* [Given exercise]: Count the lines below that contain the word "Saudara", and reply with that number alone.

* [Data lines]:
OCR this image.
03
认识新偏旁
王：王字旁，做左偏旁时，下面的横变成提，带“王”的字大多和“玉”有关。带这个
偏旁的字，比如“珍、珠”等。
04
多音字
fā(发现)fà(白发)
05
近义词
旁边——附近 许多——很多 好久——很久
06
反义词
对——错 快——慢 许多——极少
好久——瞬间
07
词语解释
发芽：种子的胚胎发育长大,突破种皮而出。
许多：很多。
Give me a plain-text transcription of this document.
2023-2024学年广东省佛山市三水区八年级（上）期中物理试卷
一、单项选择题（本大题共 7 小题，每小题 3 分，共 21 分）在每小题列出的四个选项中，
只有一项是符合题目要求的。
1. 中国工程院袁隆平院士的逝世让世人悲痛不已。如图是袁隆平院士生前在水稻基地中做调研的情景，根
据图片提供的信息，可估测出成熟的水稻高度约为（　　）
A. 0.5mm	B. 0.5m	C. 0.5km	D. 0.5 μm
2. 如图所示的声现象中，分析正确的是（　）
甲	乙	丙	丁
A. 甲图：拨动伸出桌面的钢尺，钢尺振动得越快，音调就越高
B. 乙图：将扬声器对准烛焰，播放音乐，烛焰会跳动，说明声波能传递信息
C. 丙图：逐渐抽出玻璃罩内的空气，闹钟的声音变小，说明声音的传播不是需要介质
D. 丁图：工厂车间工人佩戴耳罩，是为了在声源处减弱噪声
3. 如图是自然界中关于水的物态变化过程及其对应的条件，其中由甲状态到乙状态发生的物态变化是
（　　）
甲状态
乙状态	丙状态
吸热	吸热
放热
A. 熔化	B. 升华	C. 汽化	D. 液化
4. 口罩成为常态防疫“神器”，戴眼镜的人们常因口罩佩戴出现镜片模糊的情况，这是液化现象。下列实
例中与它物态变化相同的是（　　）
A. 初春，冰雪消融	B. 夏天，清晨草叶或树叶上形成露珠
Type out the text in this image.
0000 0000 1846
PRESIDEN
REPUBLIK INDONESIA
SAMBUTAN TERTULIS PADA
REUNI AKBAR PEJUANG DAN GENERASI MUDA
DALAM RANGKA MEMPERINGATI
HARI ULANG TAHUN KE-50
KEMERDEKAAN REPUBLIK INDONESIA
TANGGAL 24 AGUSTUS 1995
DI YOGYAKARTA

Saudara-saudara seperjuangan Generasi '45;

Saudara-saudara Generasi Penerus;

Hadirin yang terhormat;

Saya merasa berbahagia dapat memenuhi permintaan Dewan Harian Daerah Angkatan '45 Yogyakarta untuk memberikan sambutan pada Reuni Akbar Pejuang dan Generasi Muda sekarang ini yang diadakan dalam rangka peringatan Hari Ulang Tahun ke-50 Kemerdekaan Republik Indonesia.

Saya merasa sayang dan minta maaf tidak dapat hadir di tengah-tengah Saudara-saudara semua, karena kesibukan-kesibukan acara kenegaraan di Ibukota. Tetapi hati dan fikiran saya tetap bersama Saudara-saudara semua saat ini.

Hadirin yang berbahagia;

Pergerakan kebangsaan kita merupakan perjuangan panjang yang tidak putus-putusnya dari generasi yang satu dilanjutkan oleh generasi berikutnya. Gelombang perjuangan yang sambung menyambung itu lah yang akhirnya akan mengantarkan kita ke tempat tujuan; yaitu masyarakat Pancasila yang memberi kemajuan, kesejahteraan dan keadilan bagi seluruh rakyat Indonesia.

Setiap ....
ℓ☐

* [Exercise output]: 3